-- Exercise materials --

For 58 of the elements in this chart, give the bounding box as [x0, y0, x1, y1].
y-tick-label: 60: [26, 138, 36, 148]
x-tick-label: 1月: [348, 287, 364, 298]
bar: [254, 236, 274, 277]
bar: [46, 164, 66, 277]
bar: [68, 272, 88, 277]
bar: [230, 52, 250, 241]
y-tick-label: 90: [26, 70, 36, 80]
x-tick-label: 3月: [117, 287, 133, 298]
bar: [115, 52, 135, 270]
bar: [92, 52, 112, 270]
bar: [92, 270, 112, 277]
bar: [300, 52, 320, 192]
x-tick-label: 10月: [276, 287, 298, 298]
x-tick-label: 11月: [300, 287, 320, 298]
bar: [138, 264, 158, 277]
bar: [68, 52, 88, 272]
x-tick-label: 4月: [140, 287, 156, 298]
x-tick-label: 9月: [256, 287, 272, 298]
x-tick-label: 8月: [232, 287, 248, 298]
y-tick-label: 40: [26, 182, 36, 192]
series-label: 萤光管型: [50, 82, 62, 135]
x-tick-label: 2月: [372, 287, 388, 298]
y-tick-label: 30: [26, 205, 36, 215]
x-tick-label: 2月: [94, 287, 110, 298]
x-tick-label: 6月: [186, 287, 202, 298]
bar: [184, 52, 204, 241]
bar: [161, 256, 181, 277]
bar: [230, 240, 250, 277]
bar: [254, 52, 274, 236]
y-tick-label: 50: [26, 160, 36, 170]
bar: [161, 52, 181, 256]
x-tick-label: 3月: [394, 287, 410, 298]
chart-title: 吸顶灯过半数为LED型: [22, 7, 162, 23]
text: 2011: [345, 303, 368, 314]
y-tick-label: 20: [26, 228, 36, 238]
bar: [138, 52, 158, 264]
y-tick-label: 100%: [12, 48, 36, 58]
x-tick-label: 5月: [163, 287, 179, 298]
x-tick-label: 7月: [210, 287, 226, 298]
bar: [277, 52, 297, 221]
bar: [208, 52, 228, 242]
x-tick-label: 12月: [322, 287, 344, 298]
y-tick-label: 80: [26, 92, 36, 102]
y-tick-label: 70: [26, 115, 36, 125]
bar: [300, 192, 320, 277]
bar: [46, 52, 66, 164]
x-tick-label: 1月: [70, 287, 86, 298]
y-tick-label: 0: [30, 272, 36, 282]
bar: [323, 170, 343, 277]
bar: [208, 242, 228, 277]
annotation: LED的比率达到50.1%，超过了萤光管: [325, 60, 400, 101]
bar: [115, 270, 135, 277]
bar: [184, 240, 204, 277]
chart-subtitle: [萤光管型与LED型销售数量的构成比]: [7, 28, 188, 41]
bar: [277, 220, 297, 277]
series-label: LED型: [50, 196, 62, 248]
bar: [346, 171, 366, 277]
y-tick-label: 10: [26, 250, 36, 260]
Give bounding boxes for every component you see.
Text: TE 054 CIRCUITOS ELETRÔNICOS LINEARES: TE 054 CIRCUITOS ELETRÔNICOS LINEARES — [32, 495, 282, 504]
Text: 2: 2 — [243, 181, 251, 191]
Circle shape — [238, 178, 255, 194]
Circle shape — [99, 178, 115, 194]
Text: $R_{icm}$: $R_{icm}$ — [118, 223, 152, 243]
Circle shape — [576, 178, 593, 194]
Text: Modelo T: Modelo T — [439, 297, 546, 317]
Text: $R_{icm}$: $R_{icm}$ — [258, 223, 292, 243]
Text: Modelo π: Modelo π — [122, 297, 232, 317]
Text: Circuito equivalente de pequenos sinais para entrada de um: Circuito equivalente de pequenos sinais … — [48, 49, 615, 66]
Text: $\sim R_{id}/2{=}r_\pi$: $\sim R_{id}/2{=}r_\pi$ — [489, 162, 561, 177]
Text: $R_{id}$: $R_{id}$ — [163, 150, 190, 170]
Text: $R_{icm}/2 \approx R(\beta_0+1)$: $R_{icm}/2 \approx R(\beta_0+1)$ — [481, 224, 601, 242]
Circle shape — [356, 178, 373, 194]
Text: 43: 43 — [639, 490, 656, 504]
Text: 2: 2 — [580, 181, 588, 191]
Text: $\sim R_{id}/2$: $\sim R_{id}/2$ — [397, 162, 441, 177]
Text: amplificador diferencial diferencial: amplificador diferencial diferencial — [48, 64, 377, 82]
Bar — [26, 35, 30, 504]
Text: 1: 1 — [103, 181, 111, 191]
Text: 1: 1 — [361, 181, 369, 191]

-- Exercise brief --
Return the material from its first line through the line that contains "y-tick-label: 0: [30, 272, 36, 282]", copied line for line with no changes.

-- Result --
For 58 of the elements in this chart, give the bounding box as [x0, y0, x1, y1].
y-tick-label: 60: [26, 138, 36, 148]
x-tick-label: 1月: [348, 287, 364, 298]
bar: [254, 236, 274, 277]
bar: [46, 164, 66, 277]
bar: [68, 272, 88, 277]
bar: [230, 52, 250, 241]
y-tick-label: 90: [26, 70, 36, 80]
x-tick-label: 3月: [117, 287, 133, 298]
bar: [115, 52, 135, 270]
bar: [92, 52, 112, 270]
bar: [92, 270, 112, 277]
bar: [300, 52, 320, 192]
x-tick-label: 10月: [276, 287, 298, 298]
x-tick-label: 11月: [300, 287, 320, 298]
bar: [138, 264, 158, 277]
bar: [68, 52, 88, 272]
x-tick-label: 4月: [140, 287, 156, 298]
x-tick-label: 9月: [256, 287, 272, 298]
x-tick-label: 8月: [232, 287, 248, 298]
y-tick-label: 40: [26, 182, 36, 192]
series-label: 萤光管型: [50, 82, 62, 135]
x-tick-label: 2月: [372, 287, 388, 298]
y-tick-label: 30: [26, 205, 36, 215]
x-tick-label: 2月: [94, 287, 110, 298]
x-tick-label: 6月: [186, 287, 202, 298]
bar: [184, 52, 204, 241]
bar: [161, 256, 181, 277]
bar: [230, 240, 250, 277]
bar: [254, 52, 274, 236]
y-tick-label: 50: [26, 160, 36, 170]
bar: [161, 52, 181, 256]
x-tick-label: 3月: [394, 287, 410, 298]
chart-title: 吸顶灯过半数为LED型: [22, 7, 162, 23]
text: 2011: [345, 303, 368, 314]
y-tick-label: 20: [26, 228, 36, 238]
bar: [138, 52, 158, 264]
y-tick-label: 100%: [12, 48, 36, 58]
x-tick-label: 5月: [163, 287, 179, 298]
x-tick-label: 7月: [210, 287, 226, 298]
bar: [277, 52, 297, 221]
bar: [208, 52, 228, 242]
x-tick-label: 12月: [322, 287, 344, 298]
y-tick-label: 80: [26, 92, 36, 102]
y-tick-label: 70: [26, 115, 36, 125]
bar: [300, 192, 320, 277]
bar: [46, 52, 66, 164]
x-tick-label: 1月: [70, 287, 86, 298]
y-tick-label: 0: [30, 272, 36, 282]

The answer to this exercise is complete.